§ **Consegna scritta A**
Ricopia identiche queste righe dell'elenco, partendo dalla prima riga dell'elenco e arrivando alla riga che contiene "x-tick-label: 22/07 (847, 416, 884, 431)", con entrambe le estremità incluse.

§ **Testo fornito**
━━━━━━━━━━
Una ricerca condotta da Benjamin Brown, un ricercatore della Scuola di Fisica dell’Università di Sydney, e pubblicata sulla rivista Science Advances lo scorso 22 maggio, apre nuove frontiere nel campo del computing quantistico.
Lo studio ha avuto come obiettivo quello di sviluppare un codice per la correzione degli errori nei computer quantistici, permettendo in questo modo di rendere l’hardware più libero per sviluppare operazioni più utili.
Inoltre, tale codice fornisce un approccio che permetterà alle grandi compagnie, come Google e IBM, di progettare dei microchip quantistici più performanti.
Nell’articolo “Il futuro dell’informatica passa dalla fisica quantistica” del 19 maggio 2020, pubblicato su questa stessa rivista, avevamo già affrontato la tematica sul funzionamento dei computer quantistici. E sono state evidenziate quelle che sono le potenzialità, ma soprattutto le fragilità di questi nuovi dispositivi.
Una delle criticità più difficili da risolvere, è legata al fatto che i qubit sono soggetti a errori in modo esasperante. Il più debole campo magnetico o impulso di microonde vagante determina su di essi inversioni di bit (“bit-flip“), che commutano le loro possibilità di essere |0⟩ e |1⟩ rispetto agli altri qubit, o inversioni di fase (“phase-flip“) che commutano la relazione matematica tra i loro due stati.
Perché i computer quantistici funzionino, gli scienziati devono trovare schemi per proteggere le informazioni anche quando i singoli qubit vengono corrotti. Inoltre, questi schemi devono rilevare e correggere gli errori senza misurare direttamente i qubit, poiché le misure fanno collassare le possibilità coesistenti dei qubit in realtà definite: i vecchi semplici 0 o 1 che non possono sostenere calcoli quantistici.
La novità introdotta dal Dr. Brown è consistita nell’applicare il codice di correzione noto, operante in tre dimensioni, su una struttura bidimensionale. In pratica, il codice viene utilizzato su due dimensioni fisiche, considerando il tempo come la terza dimensione. È un po’ come lavorare a maglia. Ogni riga è come una linea unidimensionale; ma riga dopo riga, alla fine si ottiene una superficie di materiale bidimensionale.
━━━━━━━━━━
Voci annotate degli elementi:

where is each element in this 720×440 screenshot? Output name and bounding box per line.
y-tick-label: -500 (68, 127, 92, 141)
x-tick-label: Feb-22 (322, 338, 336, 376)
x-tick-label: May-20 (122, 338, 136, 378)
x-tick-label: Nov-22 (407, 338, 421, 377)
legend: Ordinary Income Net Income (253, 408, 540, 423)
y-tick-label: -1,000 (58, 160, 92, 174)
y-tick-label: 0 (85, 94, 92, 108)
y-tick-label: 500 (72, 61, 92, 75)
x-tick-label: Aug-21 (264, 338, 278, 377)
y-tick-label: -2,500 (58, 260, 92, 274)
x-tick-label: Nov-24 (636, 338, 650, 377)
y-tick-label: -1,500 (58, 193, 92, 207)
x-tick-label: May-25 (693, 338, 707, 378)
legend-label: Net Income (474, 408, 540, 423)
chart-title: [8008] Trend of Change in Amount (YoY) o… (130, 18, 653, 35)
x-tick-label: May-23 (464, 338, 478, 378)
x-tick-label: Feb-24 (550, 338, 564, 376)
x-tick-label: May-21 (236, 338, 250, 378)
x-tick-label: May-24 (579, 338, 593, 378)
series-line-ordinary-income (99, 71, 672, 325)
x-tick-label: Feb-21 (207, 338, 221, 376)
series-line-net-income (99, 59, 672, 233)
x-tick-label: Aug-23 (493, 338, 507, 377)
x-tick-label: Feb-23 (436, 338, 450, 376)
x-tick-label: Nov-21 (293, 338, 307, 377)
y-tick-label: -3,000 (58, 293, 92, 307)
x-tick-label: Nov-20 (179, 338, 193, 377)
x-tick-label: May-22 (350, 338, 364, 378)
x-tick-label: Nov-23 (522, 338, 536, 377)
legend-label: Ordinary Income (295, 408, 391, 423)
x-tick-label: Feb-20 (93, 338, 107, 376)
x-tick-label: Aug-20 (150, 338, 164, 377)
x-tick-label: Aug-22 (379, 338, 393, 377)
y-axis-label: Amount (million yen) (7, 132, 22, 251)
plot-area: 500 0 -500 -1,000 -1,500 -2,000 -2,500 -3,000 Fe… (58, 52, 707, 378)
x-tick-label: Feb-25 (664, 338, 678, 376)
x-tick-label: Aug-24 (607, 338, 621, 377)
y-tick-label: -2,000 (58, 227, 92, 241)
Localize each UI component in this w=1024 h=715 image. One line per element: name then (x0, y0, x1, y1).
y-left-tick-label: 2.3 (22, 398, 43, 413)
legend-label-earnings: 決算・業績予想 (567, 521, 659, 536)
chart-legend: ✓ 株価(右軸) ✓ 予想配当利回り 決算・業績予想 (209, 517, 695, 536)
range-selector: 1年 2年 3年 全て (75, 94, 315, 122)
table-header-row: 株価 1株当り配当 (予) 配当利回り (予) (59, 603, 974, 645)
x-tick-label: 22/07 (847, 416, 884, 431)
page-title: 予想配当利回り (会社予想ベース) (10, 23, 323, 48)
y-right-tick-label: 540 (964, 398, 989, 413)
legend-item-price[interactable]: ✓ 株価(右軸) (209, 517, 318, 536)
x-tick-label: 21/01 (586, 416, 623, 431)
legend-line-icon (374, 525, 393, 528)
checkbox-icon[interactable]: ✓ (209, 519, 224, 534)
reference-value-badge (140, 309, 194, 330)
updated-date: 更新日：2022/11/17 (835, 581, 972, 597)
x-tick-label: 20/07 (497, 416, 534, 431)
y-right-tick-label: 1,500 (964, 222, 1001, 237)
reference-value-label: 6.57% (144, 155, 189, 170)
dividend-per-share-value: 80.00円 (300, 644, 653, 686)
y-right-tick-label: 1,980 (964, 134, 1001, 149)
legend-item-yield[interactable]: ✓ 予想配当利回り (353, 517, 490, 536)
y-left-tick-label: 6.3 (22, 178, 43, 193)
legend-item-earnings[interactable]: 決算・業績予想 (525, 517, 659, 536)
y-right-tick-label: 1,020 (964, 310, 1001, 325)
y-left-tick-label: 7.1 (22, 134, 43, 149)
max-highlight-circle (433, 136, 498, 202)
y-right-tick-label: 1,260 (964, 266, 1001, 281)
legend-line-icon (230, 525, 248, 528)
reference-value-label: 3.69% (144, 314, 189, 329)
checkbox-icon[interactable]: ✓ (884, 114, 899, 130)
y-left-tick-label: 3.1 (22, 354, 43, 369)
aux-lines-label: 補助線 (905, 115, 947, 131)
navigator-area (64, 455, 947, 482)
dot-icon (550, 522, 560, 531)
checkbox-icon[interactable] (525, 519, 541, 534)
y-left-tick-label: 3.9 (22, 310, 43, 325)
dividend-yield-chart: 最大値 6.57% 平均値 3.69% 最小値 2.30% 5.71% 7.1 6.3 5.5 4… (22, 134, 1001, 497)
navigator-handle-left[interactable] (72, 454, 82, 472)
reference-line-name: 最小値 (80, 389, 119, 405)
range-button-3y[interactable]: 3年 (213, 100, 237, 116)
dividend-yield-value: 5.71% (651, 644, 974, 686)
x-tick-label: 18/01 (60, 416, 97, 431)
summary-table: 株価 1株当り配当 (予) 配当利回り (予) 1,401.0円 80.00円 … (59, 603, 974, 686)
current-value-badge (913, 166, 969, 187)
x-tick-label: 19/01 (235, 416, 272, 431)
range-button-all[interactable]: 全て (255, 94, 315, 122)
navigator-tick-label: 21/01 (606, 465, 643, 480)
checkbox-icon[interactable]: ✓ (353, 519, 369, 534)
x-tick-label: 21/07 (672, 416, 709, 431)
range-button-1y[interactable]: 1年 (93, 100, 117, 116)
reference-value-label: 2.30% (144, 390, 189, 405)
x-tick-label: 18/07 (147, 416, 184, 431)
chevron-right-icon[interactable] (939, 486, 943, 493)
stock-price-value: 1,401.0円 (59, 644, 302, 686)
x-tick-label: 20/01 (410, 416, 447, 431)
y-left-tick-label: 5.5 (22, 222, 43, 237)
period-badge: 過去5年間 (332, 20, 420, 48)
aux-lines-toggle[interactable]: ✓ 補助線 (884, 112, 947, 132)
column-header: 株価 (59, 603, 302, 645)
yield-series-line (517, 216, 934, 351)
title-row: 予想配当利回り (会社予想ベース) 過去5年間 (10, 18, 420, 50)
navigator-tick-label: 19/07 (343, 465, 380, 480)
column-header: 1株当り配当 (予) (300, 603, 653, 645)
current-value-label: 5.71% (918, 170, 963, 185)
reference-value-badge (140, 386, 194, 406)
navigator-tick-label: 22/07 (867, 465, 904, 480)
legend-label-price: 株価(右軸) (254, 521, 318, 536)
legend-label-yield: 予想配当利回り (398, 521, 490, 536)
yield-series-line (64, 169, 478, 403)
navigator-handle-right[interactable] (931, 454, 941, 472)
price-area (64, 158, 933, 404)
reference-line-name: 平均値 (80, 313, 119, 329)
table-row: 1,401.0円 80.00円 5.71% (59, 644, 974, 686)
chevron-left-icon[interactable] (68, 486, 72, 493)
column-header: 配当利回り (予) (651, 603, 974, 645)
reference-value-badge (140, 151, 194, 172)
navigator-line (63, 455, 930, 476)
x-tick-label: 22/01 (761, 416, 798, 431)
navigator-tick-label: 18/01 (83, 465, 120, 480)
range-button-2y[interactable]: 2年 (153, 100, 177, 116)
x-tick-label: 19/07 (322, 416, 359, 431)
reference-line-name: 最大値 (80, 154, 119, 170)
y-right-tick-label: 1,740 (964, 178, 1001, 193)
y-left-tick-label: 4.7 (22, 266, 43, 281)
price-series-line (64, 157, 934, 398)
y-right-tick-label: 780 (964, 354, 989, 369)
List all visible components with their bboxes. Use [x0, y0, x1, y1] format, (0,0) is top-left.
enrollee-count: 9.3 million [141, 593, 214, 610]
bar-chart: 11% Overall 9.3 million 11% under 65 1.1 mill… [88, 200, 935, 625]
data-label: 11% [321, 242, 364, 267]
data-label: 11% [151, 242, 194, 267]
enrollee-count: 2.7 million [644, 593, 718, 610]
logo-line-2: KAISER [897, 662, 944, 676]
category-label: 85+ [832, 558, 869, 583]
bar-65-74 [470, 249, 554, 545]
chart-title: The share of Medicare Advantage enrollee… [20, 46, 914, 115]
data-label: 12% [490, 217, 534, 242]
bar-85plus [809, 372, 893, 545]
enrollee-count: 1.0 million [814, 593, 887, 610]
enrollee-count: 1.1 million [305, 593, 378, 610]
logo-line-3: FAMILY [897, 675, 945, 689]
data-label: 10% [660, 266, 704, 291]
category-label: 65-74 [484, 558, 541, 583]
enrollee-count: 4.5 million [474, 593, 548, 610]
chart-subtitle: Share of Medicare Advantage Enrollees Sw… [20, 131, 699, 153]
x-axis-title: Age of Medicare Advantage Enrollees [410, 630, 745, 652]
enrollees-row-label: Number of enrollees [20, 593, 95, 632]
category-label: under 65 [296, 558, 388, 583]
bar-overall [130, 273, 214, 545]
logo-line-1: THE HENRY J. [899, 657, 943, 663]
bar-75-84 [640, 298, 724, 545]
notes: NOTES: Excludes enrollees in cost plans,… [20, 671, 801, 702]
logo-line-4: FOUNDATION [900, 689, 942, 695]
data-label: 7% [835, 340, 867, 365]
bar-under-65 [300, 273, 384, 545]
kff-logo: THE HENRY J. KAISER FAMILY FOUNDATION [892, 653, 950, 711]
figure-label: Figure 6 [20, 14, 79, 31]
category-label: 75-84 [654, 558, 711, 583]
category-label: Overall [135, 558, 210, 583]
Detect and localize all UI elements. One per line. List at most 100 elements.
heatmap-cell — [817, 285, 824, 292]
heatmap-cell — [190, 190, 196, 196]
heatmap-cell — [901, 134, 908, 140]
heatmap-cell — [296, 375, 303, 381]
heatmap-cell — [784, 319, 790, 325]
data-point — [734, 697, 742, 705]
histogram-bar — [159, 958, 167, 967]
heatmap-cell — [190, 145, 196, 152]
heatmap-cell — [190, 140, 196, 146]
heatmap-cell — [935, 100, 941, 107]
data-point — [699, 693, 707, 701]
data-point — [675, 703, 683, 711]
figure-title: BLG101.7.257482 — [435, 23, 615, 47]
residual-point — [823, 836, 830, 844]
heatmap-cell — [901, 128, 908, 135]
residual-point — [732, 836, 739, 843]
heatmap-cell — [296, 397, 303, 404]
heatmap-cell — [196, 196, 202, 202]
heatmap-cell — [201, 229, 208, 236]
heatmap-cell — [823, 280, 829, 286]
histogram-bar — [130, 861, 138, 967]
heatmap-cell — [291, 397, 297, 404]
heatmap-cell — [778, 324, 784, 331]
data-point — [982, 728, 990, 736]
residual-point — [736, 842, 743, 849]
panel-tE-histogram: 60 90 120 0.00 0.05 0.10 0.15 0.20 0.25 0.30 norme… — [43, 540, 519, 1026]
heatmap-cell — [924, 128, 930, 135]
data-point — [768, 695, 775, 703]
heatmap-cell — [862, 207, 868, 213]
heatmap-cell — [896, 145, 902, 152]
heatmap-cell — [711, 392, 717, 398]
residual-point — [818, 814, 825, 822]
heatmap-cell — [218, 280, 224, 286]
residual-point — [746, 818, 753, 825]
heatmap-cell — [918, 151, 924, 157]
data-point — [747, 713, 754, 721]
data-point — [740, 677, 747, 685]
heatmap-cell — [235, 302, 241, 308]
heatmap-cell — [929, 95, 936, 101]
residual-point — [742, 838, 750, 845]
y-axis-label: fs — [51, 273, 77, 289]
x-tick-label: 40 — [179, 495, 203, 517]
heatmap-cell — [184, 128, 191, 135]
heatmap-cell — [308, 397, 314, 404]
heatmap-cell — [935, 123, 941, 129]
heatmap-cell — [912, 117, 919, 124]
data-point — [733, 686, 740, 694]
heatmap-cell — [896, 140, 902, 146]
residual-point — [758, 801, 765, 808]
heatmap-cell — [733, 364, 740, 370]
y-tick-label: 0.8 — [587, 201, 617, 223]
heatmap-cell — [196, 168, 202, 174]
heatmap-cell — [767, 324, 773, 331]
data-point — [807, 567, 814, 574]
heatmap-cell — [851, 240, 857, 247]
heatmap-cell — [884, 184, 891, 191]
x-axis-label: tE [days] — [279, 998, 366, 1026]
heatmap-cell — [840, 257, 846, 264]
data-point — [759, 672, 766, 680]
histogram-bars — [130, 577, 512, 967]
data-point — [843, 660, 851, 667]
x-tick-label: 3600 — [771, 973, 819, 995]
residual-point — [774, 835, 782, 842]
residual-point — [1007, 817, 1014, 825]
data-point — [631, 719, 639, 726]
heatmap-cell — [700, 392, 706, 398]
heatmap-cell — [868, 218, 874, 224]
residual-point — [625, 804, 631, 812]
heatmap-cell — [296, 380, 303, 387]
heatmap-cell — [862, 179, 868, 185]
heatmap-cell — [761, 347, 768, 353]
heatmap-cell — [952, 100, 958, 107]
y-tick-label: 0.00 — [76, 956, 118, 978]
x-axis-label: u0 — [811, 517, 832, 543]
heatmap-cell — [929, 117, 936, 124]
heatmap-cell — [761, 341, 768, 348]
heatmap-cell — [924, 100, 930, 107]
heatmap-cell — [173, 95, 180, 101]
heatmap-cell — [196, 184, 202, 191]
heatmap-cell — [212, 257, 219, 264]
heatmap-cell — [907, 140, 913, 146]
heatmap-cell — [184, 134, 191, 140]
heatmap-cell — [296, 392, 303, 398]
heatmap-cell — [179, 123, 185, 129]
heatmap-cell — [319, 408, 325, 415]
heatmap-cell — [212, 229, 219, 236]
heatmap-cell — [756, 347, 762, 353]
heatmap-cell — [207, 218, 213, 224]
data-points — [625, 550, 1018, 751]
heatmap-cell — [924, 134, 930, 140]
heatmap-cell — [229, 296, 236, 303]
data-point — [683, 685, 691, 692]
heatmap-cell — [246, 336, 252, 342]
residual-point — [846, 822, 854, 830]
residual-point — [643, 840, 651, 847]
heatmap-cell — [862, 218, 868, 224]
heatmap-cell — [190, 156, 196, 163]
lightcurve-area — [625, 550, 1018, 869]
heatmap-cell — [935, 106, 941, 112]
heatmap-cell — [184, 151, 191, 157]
━━━━━━━━━━
§ **Consegna scritta B**
Elenca tutte le università e le compagnie citate per nome nel testo sui computer quantistici, senza contare le riviste.

§ **Risultato A**
where is each element in this 720×440 screenshot? Output name and bounding box per line.
y-tick-label: -500 (68, 127, 92, 141)
x-tick-label: Feb-22 (322, 338, 336, 376)
x-tick-label: May-20 (122, 338, 136, 378)
x-tick-label: Nov-22 (407, 338, 421, 377)
legend: Ordinary Income Net Income (253, 408, 540, 423)
y-tick-label: -1,000 (58, 160, 92, 174)
y-tick-label: 0 (85, 94, 92, 108)
y-tick-label: 500 (72, 61, 92, 75)
x-tick-label: Aug-21 (264, 338, 278, 377)
y-tick-label: -2,500 (58, 260, 92, 274)
x-tick-label: Nov-24 (636, 338, 650, 377)
y-tick-label: -1,500 (58, 193, 92, 207)
x-tick-label: May-25 (693, 338, 707, 378)
legend-label: Net Income (474, 408, 540, 423)
chart-title: [8008] Trend of Change in Amount (YoY) o… (130, 18, 653, 35)
x-tick-label: May-23 (464, 338, 478, 378)
x-tick-label: Feb-24 (550, 338, 564, 376)
x-tick-label: May-21 (236, 338, 250, 378)
x-tick-label: May-24 (579, 338, 593, 378)
series-line-ordinary-income (99, 71, 672, 325)
x-tick-label: Feb-21 (207, 338, 221, 376)
series-line-net-income (99, 59, 672, 233)
x-tick-label: Aug-23 (493, 338, 507, 377)
x-tick-label: Feb-23 (436, 338, 450, 376)
x-tick-label: Nov-21 (293, 338, 307, 377)
y-tick-label: -3,000 (58, 293, 92, 307)
x-tick-label: Nov-20 (179, 338, 193, 377)
x-tick-label: May-22 (350, 338, 364, 378)
x-tick-label: Nov-23 (522, 338, 536, 377)
legend-label: Ordinary Income (295, 408, 391, 423)
x-tick-label: Feb-20 (93, 338, 107, 376)
x-tick-label: Aug-20 (150, 338, 164, 377)
x-tick-label: Aug-22 (379, 338, 393, 377)
y-axis-label: Amount (million yen) (7, 132, 22, 251)
plot-area: 500 0 -500 -1,000 -1,500 -2,000 -2,500 -3,000 Fe… (58, 52, 707, 378)
x-tick-label: Feb-25 (664, 338, 678, 376)
x-tick-label: Aug-24 (607, 338, 621, 377)
y-tick-label: -2,000 (58, 227, 92, 241)
Localize each UI component in this w=1024 h=715 image. One line per element: name then (x0, y0, x1, y1).
y-left-tick-label: 2.3 (22, 398, 43, 413)
legend-label-earnings: 決算・業績予想 (567, 521, 659, 536)
chart-legend: ✓ 株価(右軸) ✓ 予想配当利回り 決算・業績予想 (209, 517, 695, 536)
range-selector: 1年 2年 3年 全て (75, 94, 315, 122)
table-header-row: 株価 1株当り配当 (予) 配当利回り (予) (59, 603, 974, 645)
x-tick-label: 22/07 (847, 416, 884, 431)

§ **Risultato B**
Università di Sydney (Scuola di Fisica)
Google
IBM